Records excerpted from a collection
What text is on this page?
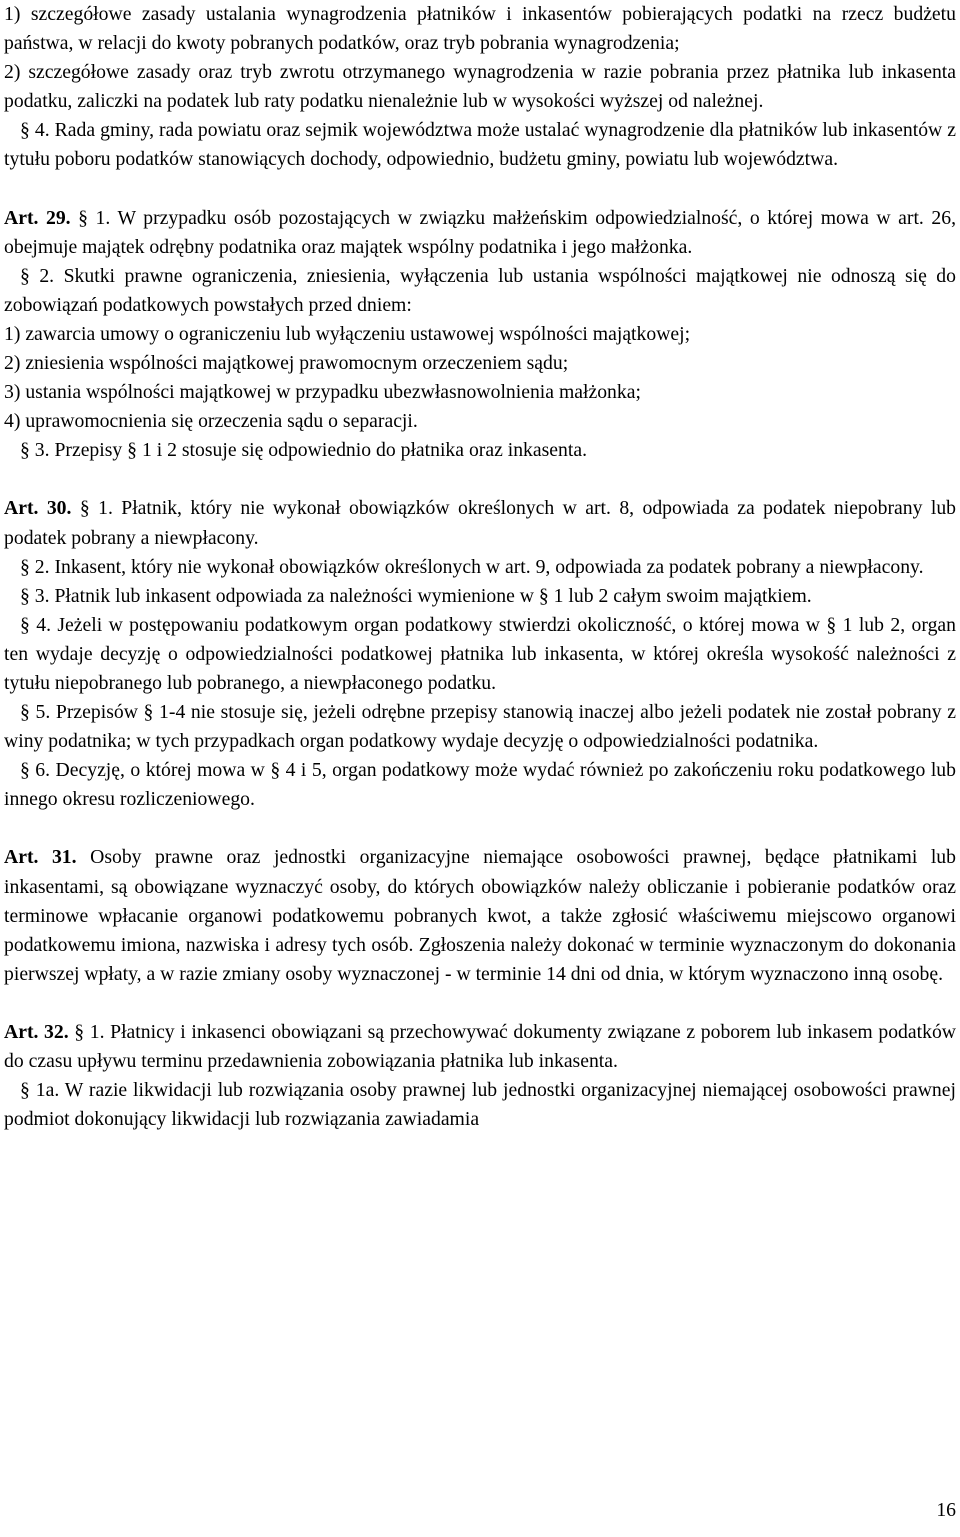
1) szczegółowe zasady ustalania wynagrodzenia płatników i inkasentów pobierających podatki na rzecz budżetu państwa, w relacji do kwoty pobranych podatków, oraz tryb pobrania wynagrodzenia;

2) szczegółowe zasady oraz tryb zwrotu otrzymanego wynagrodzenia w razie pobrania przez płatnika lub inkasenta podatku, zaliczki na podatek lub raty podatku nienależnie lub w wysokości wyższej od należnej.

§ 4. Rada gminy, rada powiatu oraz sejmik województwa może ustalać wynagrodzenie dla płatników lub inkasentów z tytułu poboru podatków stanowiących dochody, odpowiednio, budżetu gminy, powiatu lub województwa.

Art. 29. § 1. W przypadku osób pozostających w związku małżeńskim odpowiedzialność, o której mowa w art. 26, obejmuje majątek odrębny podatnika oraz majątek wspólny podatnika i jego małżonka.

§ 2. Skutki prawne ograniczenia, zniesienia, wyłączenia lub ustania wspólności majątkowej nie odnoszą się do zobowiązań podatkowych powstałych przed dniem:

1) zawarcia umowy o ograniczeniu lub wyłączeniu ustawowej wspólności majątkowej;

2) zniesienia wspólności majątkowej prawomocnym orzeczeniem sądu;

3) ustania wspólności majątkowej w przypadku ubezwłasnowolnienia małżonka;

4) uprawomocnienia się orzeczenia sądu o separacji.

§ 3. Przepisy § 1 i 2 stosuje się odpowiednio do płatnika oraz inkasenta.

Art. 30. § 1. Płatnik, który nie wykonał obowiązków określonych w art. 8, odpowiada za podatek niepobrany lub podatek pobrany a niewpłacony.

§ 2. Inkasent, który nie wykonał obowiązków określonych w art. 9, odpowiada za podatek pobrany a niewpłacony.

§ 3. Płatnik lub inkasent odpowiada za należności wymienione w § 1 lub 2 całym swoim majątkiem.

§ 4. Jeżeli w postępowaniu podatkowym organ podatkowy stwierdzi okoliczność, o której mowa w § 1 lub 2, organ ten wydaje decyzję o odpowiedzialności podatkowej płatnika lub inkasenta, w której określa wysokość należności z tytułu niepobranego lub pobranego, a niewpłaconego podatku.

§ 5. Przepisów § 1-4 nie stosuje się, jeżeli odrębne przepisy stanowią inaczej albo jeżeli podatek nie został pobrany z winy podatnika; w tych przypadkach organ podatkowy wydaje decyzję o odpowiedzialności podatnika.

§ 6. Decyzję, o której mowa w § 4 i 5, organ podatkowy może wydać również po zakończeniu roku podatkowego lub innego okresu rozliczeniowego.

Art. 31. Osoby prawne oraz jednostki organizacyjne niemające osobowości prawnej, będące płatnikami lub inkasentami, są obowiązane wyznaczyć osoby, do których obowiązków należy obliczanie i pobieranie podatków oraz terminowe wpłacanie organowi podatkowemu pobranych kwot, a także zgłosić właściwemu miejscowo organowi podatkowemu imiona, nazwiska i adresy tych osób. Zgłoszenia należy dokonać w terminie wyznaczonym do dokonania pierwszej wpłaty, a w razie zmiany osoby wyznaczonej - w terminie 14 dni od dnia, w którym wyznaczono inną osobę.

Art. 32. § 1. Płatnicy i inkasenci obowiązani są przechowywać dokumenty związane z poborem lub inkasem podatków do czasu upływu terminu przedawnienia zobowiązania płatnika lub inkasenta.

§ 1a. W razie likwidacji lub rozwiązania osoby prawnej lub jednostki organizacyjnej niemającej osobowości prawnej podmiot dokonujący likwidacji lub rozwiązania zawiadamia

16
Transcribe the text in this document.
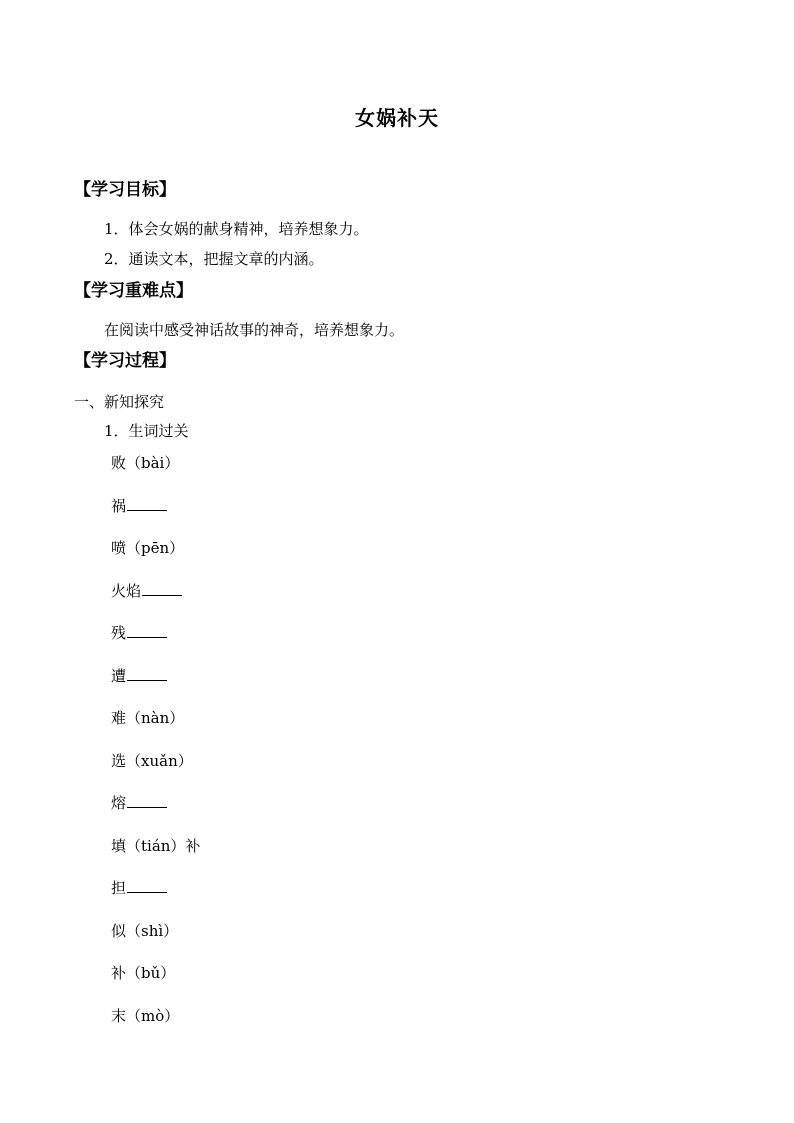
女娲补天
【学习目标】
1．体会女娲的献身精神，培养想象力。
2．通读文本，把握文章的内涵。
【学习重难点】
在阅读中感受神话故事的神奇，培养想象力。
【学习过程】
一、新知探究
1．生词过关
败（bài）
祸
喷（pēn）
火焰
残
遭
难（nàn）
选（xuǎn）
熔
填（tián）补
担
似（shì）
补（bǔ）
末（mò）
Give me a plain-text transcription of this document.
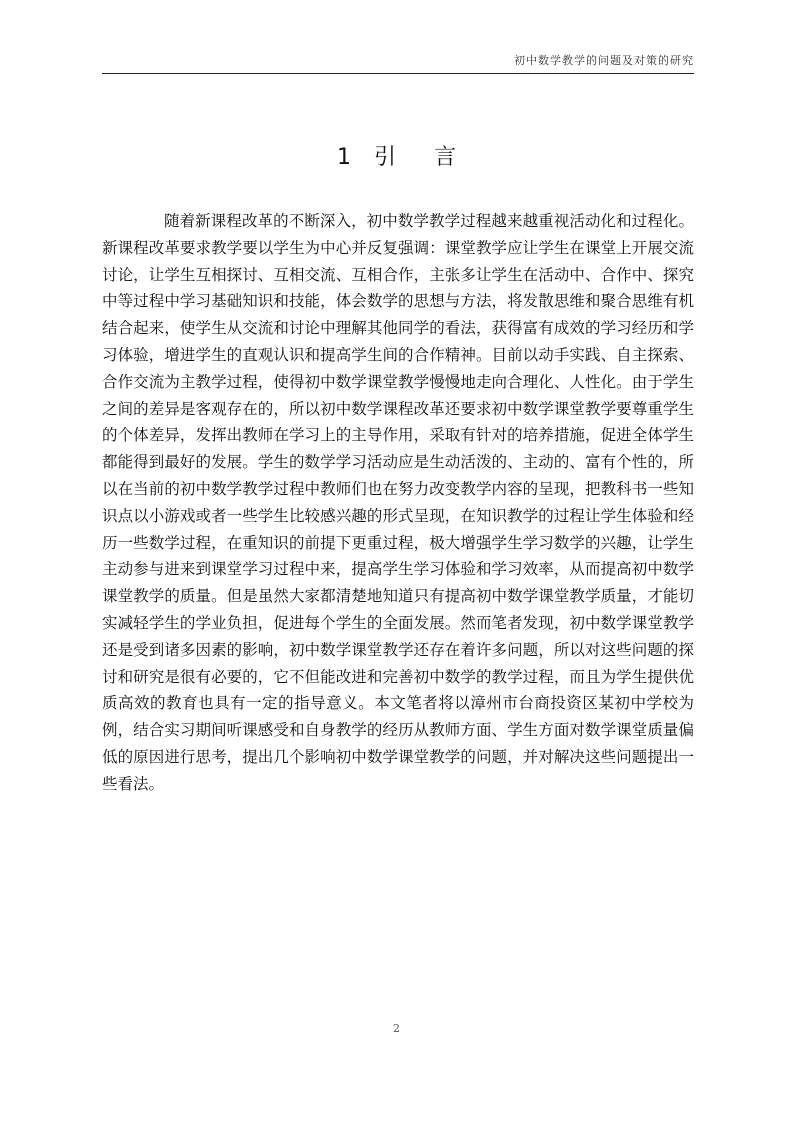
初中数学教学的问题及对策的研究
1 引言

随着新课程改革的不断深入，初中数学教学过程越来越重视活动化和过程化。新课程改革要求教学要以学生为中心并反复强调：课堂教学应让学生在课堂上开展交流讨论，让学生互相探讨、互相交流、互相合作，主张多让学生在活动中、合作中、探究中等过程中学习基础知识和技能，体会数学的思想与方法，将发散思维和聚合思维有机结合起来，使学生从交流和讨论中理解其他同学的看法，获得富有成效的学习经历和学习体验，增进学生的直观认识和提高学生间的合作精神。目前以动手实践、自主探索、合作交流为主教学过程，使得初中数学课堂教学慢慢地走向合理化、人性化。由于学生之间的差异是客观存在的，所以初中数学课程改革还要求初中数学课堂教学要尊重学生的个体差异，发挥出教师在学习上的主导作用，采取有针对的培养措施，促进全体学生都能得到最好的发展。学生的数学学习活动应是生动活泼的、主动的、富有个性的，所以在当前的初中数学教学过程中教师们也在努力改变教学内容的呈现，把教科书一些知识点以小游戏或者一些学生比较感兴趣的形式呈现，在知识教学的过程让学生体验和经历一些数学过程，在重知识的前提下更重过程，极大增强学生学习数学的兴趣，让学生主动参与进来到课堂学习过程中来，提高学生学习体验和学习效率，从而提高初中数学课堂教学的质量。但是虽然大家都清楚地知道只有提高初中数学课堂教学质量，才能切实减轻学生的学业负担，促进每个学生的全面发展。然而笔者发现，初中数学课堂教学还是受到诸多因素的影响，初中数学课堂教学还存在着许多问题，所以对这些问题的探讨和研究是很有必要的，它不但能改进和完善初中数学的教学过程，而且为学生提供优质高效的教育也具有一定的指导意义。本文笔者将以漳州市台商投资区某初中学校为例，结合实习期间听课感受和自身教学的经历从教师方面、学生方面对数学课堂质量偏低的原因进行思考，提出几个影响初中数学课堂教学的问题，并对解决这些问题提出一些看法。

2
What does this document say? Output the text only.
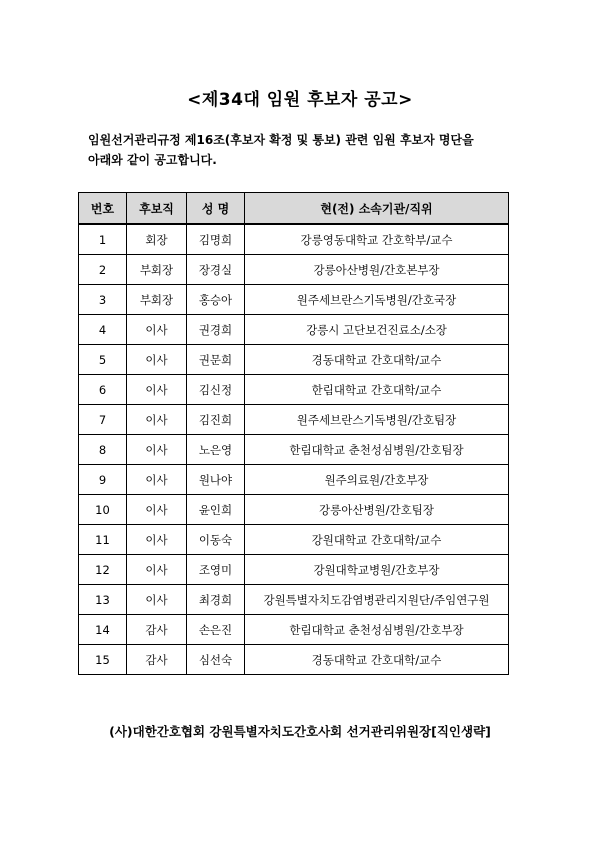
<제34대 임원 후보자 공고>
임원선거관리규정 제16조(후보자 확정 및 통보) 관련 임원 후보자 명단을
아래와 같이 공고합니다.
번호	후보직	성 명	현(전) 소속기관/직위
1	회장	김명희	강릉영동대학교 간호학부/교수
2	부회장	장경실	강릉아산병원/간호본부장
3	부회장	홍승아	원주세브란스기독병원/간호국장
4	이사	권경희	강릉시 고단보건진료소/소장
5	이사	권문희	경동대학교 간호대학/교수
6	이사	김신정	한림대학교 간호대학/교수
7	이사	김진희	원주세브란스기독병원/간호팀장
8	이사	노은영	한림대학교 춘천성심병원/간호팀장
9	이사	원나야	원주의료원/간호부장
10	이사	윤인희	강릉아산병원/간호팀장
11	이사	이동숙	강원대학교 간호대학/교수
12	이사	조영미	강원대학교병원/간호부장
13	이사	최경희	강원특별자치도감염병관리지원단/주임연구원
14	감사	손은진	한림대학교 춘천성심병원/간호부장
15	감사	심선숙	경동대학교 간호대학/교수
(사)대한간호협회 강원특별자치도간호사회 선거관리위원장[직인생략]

**Task instructions:** Copy out all of the material exactly as written, without its pictures.

**The output:**
What text is on this page?
1) szczegółowe zasady ustalania wynagrodzenia płatników i inkasentów pobierających podatki na rzecz budżetu państwa, w relacji do kwoty pobranych podatków, oraz tryb pobrania wynagrodzenia;

2) szczegółowe zasady oraz tryb zwrotu otrzymanego wynagrodzenia w razie pobrania przez płatnika lub inkasenta podatku, zaliczki na podatek lub raty podatku nienależnie lub w wysokości wyższej od należnej.

§ 4. Rada gminy, rada powiatu oraz sejmik województwa może ustalać wynagrodzenie dla płatników lub inkasentów z tytułu poboru podatków stanowiących dochody, odpowiednio, budżetu gminy, powiatu lub województwa.

Art. 29. § 1. W przypadku osób pozostających w związku małżeńskim odpowiedzialność, o której mowa w art. 26, obejmuje majątek odrębny podatnika oraz majątek wspólny podatnika i jego małżonka.

§ 2. Skutki prawne ograniczenia, zniesienia, wyłączenia lub ustania wspólności majątkowej nie odnoszą się do zobowiązań podatkowych powstałych przed dniem:

1) zawarcia umowy o ograniczeniu lub wyłączeniu ustawowej wspólności majątkowej;

2) zniesienia wspólności majątkowej prawomocnym orzeczeniem sądu;

3) ustania wspólności majątkowej w przypadku ubezwłasnowolnienia małżonka;

4) uprawomocnienia się orzeczenia sądu o separacji.

§ 3. Przepisy § 1 i 2 stosuje się odpowiednio do płatnika oraz inkasenta.

Art. 30. § 1. Płatnik, który nie wykonał obowiązków określonych w art. 8, odpowiada za podatek niepobrany lub podatek pobrany a niewpłacony.

§ 2. Inkasent, który nie wykonał obowiązków określonych w art. 9, odpowiada za podatek pobrany a niewpłacony.

§ 3. Płatnik lub inkasent odpowiada za należności wymienione w § 1 lub 2 całym swoim majątkiem.

§ 4. Jeżeli w postępowaniu podatkowym organ podatkowy stwierdzi okoliczność, o której mowa w § 1 lub 2, organ ten wydaje decyzję o odpowiedzialności podatkowej płatnika lub inkasenta, w której określa wysokość należności z tytułu niepobranego lub pobranego, a niewpłaconego podatku.

§ 5. Przepisów § 1-4 nie stosuje się, jeżeli odrębne przepisy stanowią inaczej albo jeżeli podatek nie został pobrany z winy podatnika; w tych przypadkach organ podatkowy wydaje decyzję o odpowiedzialności podatnika.

§ 6. Decyzję, o której mowa w § 4 i 5, organ podatkowy może wydać również po zakończeniu roku podatkowego lub innego okresu rozliczeniowego.

Art. 31. Osoby prawne oraz jednostki organizacyjne niemające osobowości prawnej, będące płatnikami lub inkasentami, są obowiązane wyznaczyć osoby, do których obowiązków należy obliczanie i pobieranie podatków oraz terminowe wpłacanie organowi podatkowemu pobranych kwot, a także zgłosić właściwemu miejscowo organowi podatkowemu imiona, nazwiska i adresy tych osób. Zgłoszenia należy dokonać w terminie wyznaczonym do dokonania pierwszej wpłaty, a w razie zmiany osoby wyznaczonej - w terminie 14 dni od dnia, w którym wyznaczono inną osobę.

Art. 32. § 1. Płatnicy i inkasenci obowiązani są przechowywać dokumenty związane z poborem lub inkasem podatków do czasu upływu terminu przedawnienia zobowiązania płatnika lub inkasenta.

§ 1a. W razie likwidacji lub rozwiązania osoby prawnej lub jednostki organizacyjnej niemającej osobowości prawnej podmiot dokonujący likwidacji lub rozwiązania zawiadamia

16
Transcribe the text in this document.
女娲补天
【学习目标】
1．体会女娲的献身精神，培养想象力。
2．通读文本，把握文章的内涵。
【学习重难点】
在阅读中感受神话故事的神奇，培养想象力。
【学习过程】
一、新知探究
1．生词过关
败（bài）
祸
喷（pēn）
火焰
残
遭
难（nàn）
选（xuǎn）
熔
填（tián）补
担
似（shì）
补（bǔ）
末（mò）
Give me a plain-text transcription of this document.
初中数学教学的问题及对策的研究
1 引言

随着新课程改革的不断深入，初中数学教学过程越来越重视活动化和过程化。新课程改革要求教学要以学生为中心并反复强调：课堂教学应让学生在课堂上开展交流讨论，让学生互相探讨、互相交流、互相合作，主张多让学生在活动中、合作中、探究中等过程中学习基础知识和技能，体会数学的思想与方法，将发散思维和聚合思维有机结合起来，使学生从交流和讨论中理解其他同学的看法，获得富有成效的学习经历和学习体验，增进学生的直观认识和提高学生间的合作精神。目前以动手实践、自主探索、合作交流为主教学过程，使得初中数学课堂教学慢慢地走向合理化、人性化。由于学生之间的差异是客观存在的，所以初中数学课程改革还要求初中数学课堂教学要尊重学生的个体差异，发挥出教师在学习上的主导作用，采取有针对的培养措施，促进全体学生都能得到最好的发展。学生的数学学习活动应是生动活泼的、主动的、富有个性的，所以在当前的初中数学教学过程中教师们也在努力改变教学内容的呈现，把教科书一些知识点以小游戏或者一些学生比较感兴趣的形式呈现，在知识教学的过程让学生体验和经历一些数学过程，在重知识的前提下更重过程，极大增强学生学习数学的兴趣，让学生主动参与进来到课堂学习过程中来，提高学生学习体验和学习效率，从而提高初中数学课堂教学的质量。但是虽然大家都清楚地知道只有提高初中数学课堂教学质量，才能切实减轻学生的学业负担，促进每个学生的全面发展。然而笔者发现，初中数学课堂教学还是受到诸多因素的影响，初中数学课堂教学还存在着许多问题，所以对这些问题的探讨和研究是很有必要的，它不但能改进和完善初中数学的教学过程，而且为学生提供优质高效的教育也具有一定的指导意义。本文笔者将以漳州市台商投资区某初中学校为例，结合实习期间听课感受和自身教学的经历从教师方面、学生方面对数学课堂质量偏低的原因进行思考，提出几个影响初中数学课堂教学的问题，并对解决这些问题提出一些看法。

2
What does this document say? Output the text only.
<제34대 임원 후보자 공고>
임원선거관리규정 제16조(후보자 확정 및 통보) 관련 임원 후보자 명단을
아래와 같이 공고합니다.
번호	후보직	성 명	현(전) 소속기관/직위
1	회장	김명희	강릉영동대학교 간호학부/교수
2	부회장	장경실	강릉아산병원/간호본부장
3	부회장	홍승아	원주세브란스기독병원/간호국장
4	이사	권경희	강릉시 고단보건진료소/소장
5	이사	권문희	경동대학교 간호대학/교수
6	이사	김신정	한림대학교 간호대학/교수
7	이사	김진희	원주세브란스기독병원/간호팀장
8	이사	노은영	한림대학교 춘천성심병원/간호팀장
9	이사	원나야	원주의료원/간호부장
10	이사	윤인희	강릉아산병원/간호팀장
11	이사	이동숙	강원대학교 간호대학/교수
12	이사	조영미	강원대학교병원/간호부장
13	이사	최경희	강원특별자치도감염병관리지원단/주임연구원
14	감사	손은진	한림대학교 춘천성심병원/간호부장
15	감사	심선숙	경동대학교 간호대학/교수
(사)대한간호협회 강원특별자치도간호사회 선거관리위원장[직인생략]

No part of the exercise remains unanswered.